Do this:
Note each line of the listing that contains the string "Auto", and copy it.

Data for this task:
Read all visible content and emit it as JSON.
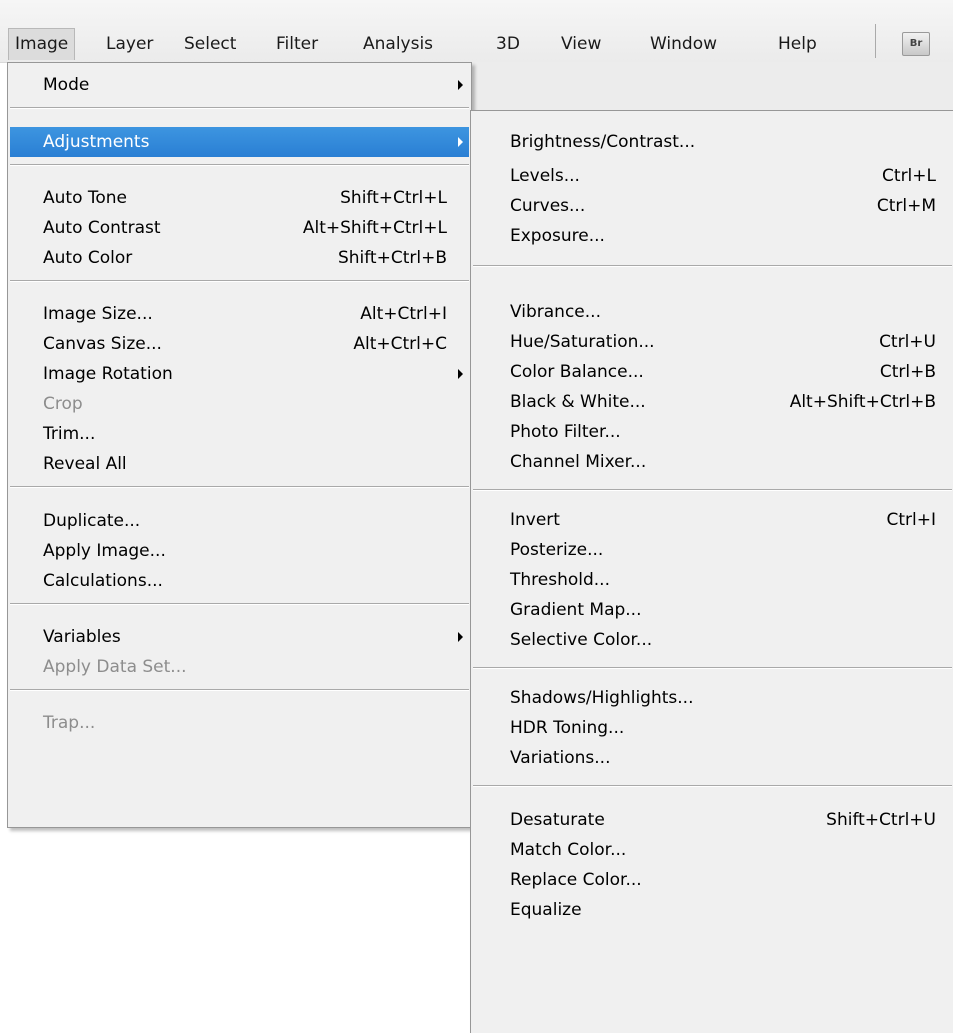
{
  "menubar": {
    "items": [
      "Image",
      "Layer",
      "Select",
      "Filter",
      "Analysis",
      "3D",
      "View",
      "Window",
      "Help"
    ],
    "bridge_label": "Br"
  },
  "image_menu": {
    "items": [
      {
        "label": "Mode",
        "submenu": true
      },
      {
        "label": "Adjustments",
        "submenu": true,
        "highlighted": true
      },
      {
        "label": "Auto Tone",
        "shortcut": "Shift+Ctrl+L"
      },
      {
        "label": "Auto Contrast",
        "shortcut": "Alt+Shift+Ctrl+L"
      },
      {
        "label": "Auto Color",
        "shortcut": "Shift+Ctrl+B"
      },
      {
        "label": "Image Size...",
        "shortcut": "Alt+Ctrl+I"
      },
      {
        "label": "Canvas Size...",
        "shortcut": "Alt+Ctrl+C"
      },
      {
        "label": "Image Rotation",
        "submenu": true
      },
      {
        "label": "Crop",
        "disabled": true
      },
      {
        "label": "Trim..."
      },
      {
        "label": "Reveal All"
      },
      {
        "label": "Duplicate..."
      },
      {
        "label": "Apply Image..."
      },
      {
        "label": "Calculations..."
      },
      {
        "label": "Variables",
        "submenu": true
      },
      {
        "label": "Apply Data Set...",
        "disabled": true
      },
      {
        "label": "Trap...",
        "disabled": true
      }
    ]
  },
  "adjustments_menu": {
    "items": [
      {
        "label": "Brightness/Contrast..."
      },
      {
        "label": "Levels...",
        "shortcut": "Ctrl+L"
      },
      {
        "label": "Curves...",
        "shortcut": "Ctrl+M"
      },
      {
        "label": "Exposure..."
      },
      {
        "label": "Vibrance..."
      },
      {
        "label": "Hue/Saturation...",
        "shortcut": "Ctrl+U"
      },
      {
        "label": "Color Balance...",
        "shortcut": "Ctrl+B"
      },
      {
        "label": "Black & White...",
        "shortcut": "Alt+Shift+Ctrl+B"
      },
      {
        "label": "Photo Filter..."
      },
      {
        "label": "Channel Mixer..."
      },
      {
        "label": "Invert",
        "shortcut": "Ctrl+I"
      },
      {
        "label": "Posterize..."
      },
      {
        "label": "Threshold..."
      },
      {
        "label": "Gradient Map..."
      },
      {
        "label": "Selective Color..."
      },
      {
        "label": "Shadows/Highlights..."
      },
      {
        "label": "HDR Toning..."
      },
      {
        "label": "Variations..."
      },
      {
        "label": "Desaturate",
        "shortcut": "Shift+Ctrl+U"
      },
      {
        "label": "Match Color..."
      },
      {
        "label": "Replace Color..."
      },
      {
        "label": "Equalize"
      }
    ]
  },
  "colors": {
    "highlight": "#2a7fd4",
    "menu_bg": "#f0f0f0",
    "disabled_text": "#8d8d8d"
  }
}
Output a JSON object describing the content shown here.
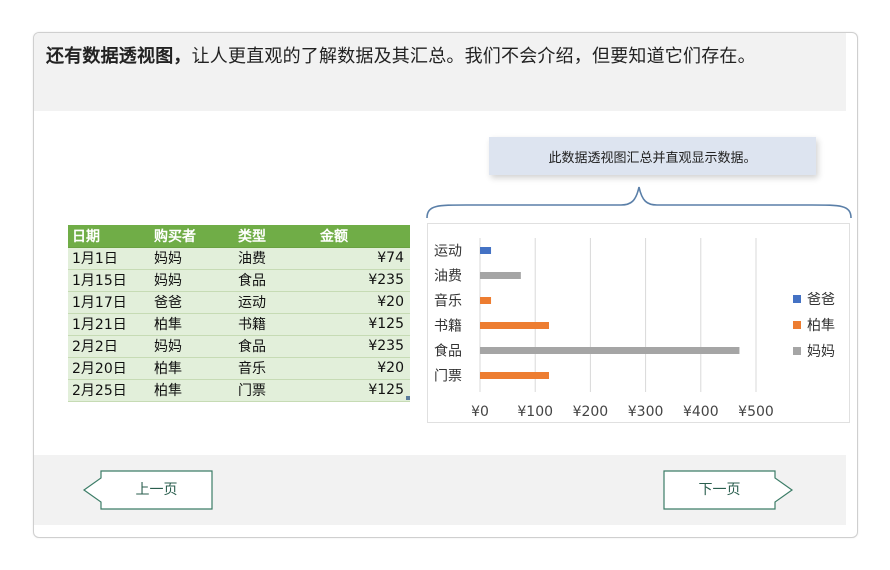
{
  "intro": {
    "bold": "还有数据透视图，",
    "rest": "让人更直观的了解数据及其汇总。我们不会介绍，但要知道它们存在。"
  },
  "table": {
    "headers": [
      "日期",
      "购买者",
      "类型",
      "金额"
    ],
    "rows": [
      [
        "1月1日",
        "妈妈",
        "油费",
        "¥74"
      ],
      [
        "1月15日",
        "妈妈",
        "食品",
        "¥235"
      ],
      [
        "1月17日",
        "爸爸",
        "运动",
        "¥20"
      ],
      [
        "1月21日",
        "柏隼",
        "书籍",
        "¥125"
      ],
      [
        "2月2日",
        "妈妈",
        "食品",
        "¥235"
      ],
      [
        "2月20日",
        "柏隼",
        "音乐",
        "¥20"
      ],
      [
        "2月25日",
        "柏隼",
        "门票",
        "¥125"
      ]
    ]
  },
  "callout": {
    "text": "此数据透视图汇总并直观显示数据。"
  },
  "chart_data": {
    "type": "bar",
    "orientation": "horizontal",
    "categories": [
      "运动",
      "油费",
      "音乐",
      "书籍",
      "食品",
      "门票"
    ],
    "series": [
      {
        "name": "爸爸",
        "color": "#4472c4",
        "values": [
          20,
          null,
          null,
          null,
          null,
          null
        ]
      },
      {
        "name": "柏隼",
        "color": "#ed7d31",
        "values": [
          null,
          null,
          20,
          125,
          null,
          125
        ]
      },
      {
        "name": "妈妈",
        "color": "#a5a5a5",
        "values": [
          null,
          74,
          null,
          null,
          470,
          null
        ]
      }
    ],
    "xticks": [
      "¥0",
      "¥100",
      "¥200",
      "¥300",
      "¥400",
      "¥500"
    ],
    "xlim": [
      0,
      500
    ],
    "grid": "vertical",
    "legend": "right"
  },
  "nav": {
    "prev": "上一页",
    "next": "下一页"
  }
}
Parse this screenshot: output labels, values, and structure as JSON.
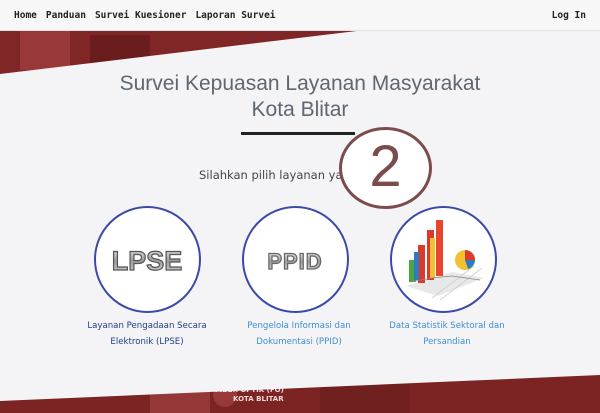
{
  "navbar": {
    "links": [
      "Home",
      "Panduan",
      "Survei Kuesioner",
      "Laporan Survei"
    ],
    "login": "Log In"
  },
  "header": {
    "title_line1": "Survei Kepuasan Layanan Masyarakat",
    "title_line2": "Kota Blitar",
    "subtitle": "Silahkan pilih layanan yang A"
  },
  "services": [
    {
      "logo_text": "LPSE",
      "label_line1": "Layanan Pengadaan Secara",
      "label_line2": "Elektronik (LPSE)",
      "color": "#1f3c88"
    },
    {
      "logo_text": "PPID",
      "label_line1": "Pengelola Informasi dan",
      "label_line2": "Dokumentasi (PPID)",
      "color": "#3f8fd0"
    },
    {
      "logo_text": "",
      "label_line1": "Data Statistik Sektoral dan",
      "label_line2": "Persandian",
      "color": "#3f8fd0"
    }
  ],
  "banner_text": {
    "line1": "FIBER OPTIK (FO)",
    "line2": "KOTA BLITAR"
  },
  "step_badge": "2",
  "colors": {
    "accent": "#3b4aa8",
    "banner": "#9e2f2f",
    "badge": "#7c4b4b"
  }
}
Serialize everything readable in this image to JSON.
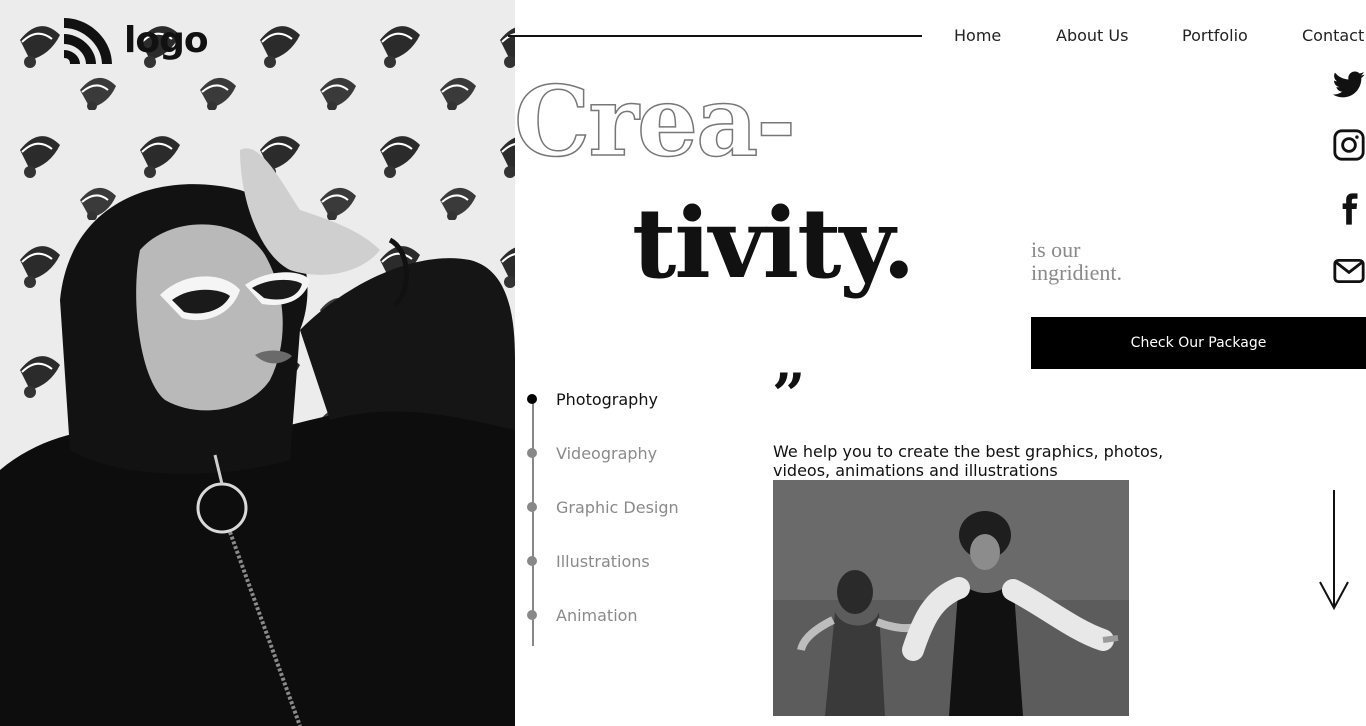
{
  "logo": {
    "text": "logo",
    "icon": "rss-arcs-icon"
  },
  "nav": {
    "items": [
      {
        "label": "Home"
      },
      {
        "label": "About Us"
      },
      {
        "label": "Portfolio"
      },
      {
        "label": "Contact"
      }
    ]
  },
  "social": [
    "twitter-icon",
    "instagram-icon",
    "facebook-icon",
    "mail-icon"
  ],
  "hero": {
    "title_outline": "Crea-",
    "title_solid": "tivity.",
    "tagline_line1": "is our",
    "tagline_line2": "ingridient.",
    "cta_label": "Check Our Package"
  },
  "services": {
    "items": [
      {
        "label": "Photography",
        "active": true
      },
      {
        "label": "Videography",
        "active": false
      },
      {
        "label": "Graphic Design",
        "active": false
      },
      {
        "label": "Illustrations",
        "active": false
      },
      {
        "label": "Animation",
        "active": false
      }
    ]
  },
  "quote": {
    "mark": "”",
    "text": "We help you to create the best graphics, photos, videos, animations and illustrations"
  },
  "colors": {
    "accent": "#000000",
    "muted": "#8a8a8a",
    "background": "#ffffff"
  }
}
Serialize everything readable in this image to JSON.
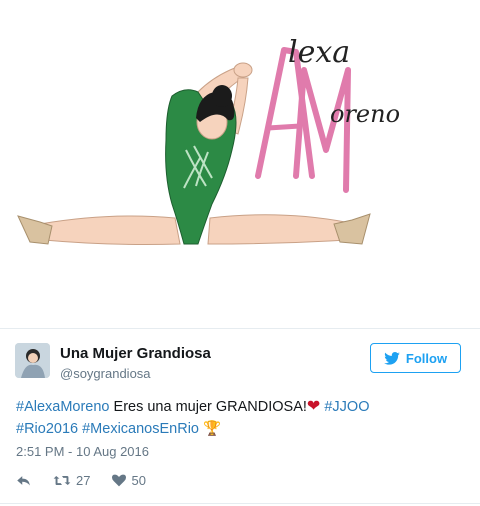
{
  "media": {
    "logo_first_name": "lexa",
    "logo_last_name": "oreno",
    "logo_initials": "AM",
    "alt": "Alexa Moreno"
  },
  "user": {
    "display_name": "Una Mujer Grandiosa",
    "handle": "@soygrandiosa"
  },
  "follow_button": {
    "label": "Follow"
  },
  "tweet": {
    "hashtag_1": "#AlexaMoreno",
    "text_1": " Eres una mujer GRANDIOSA!",
    "heart_emoji": "❤",
    "hashtag_2": "#JJOO",
    "hashtag_3": "#Rio2016",
    "hashtag_4": "#MexicanosEnRio",
    "trophy_emoji": "🏆",
    "timestamp": "2:51 PM - 10 Aug 2016"
  },
  "actions": {
    "retweet_count": "27",
    "like_count": "50"
  },
  "colors": {
    "link": "#2b7bb9",
    "follow": "#1da1f2",
    "muted": "#657786",
    "heart": "#c9132a",
    "leotard": "#2c8a45",
    "logo_pink": "#e07bac"
  },
  "icons": [
    "reply-icon",
    "retweet-icon",
    "heart-icon",
    "twitter-bird-icon"
  ]
}
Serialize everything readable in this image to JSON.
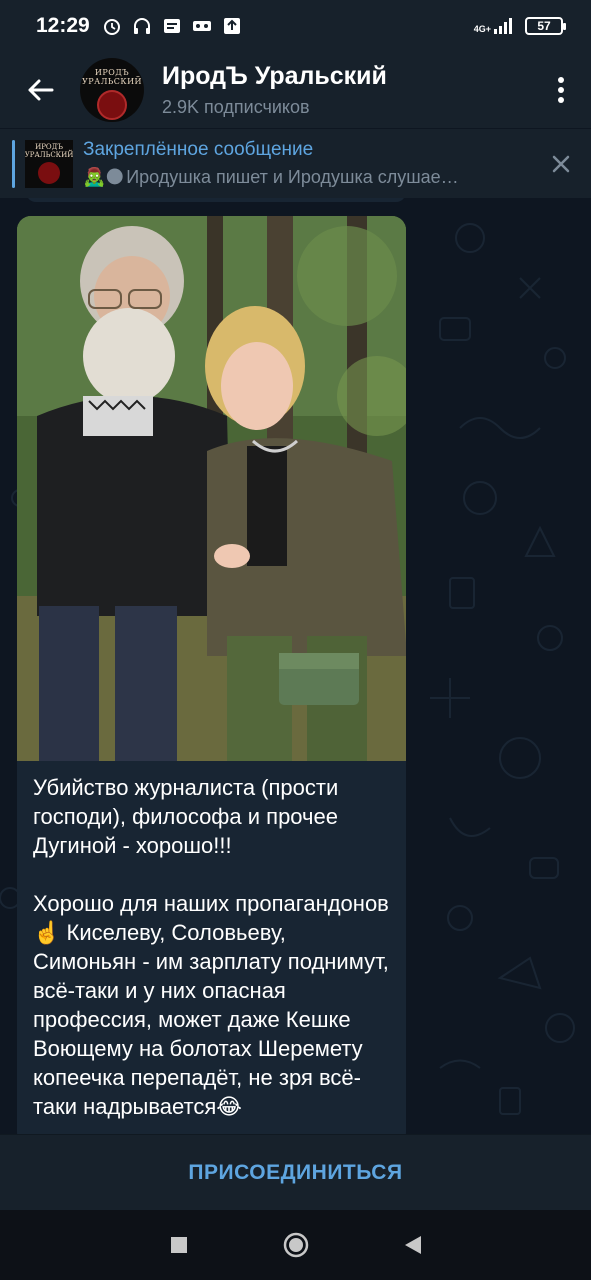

Solution to this exercise:
        "label": "Auto Tone",
        "label": "Auto Contrast",
        "label": "Auto Color",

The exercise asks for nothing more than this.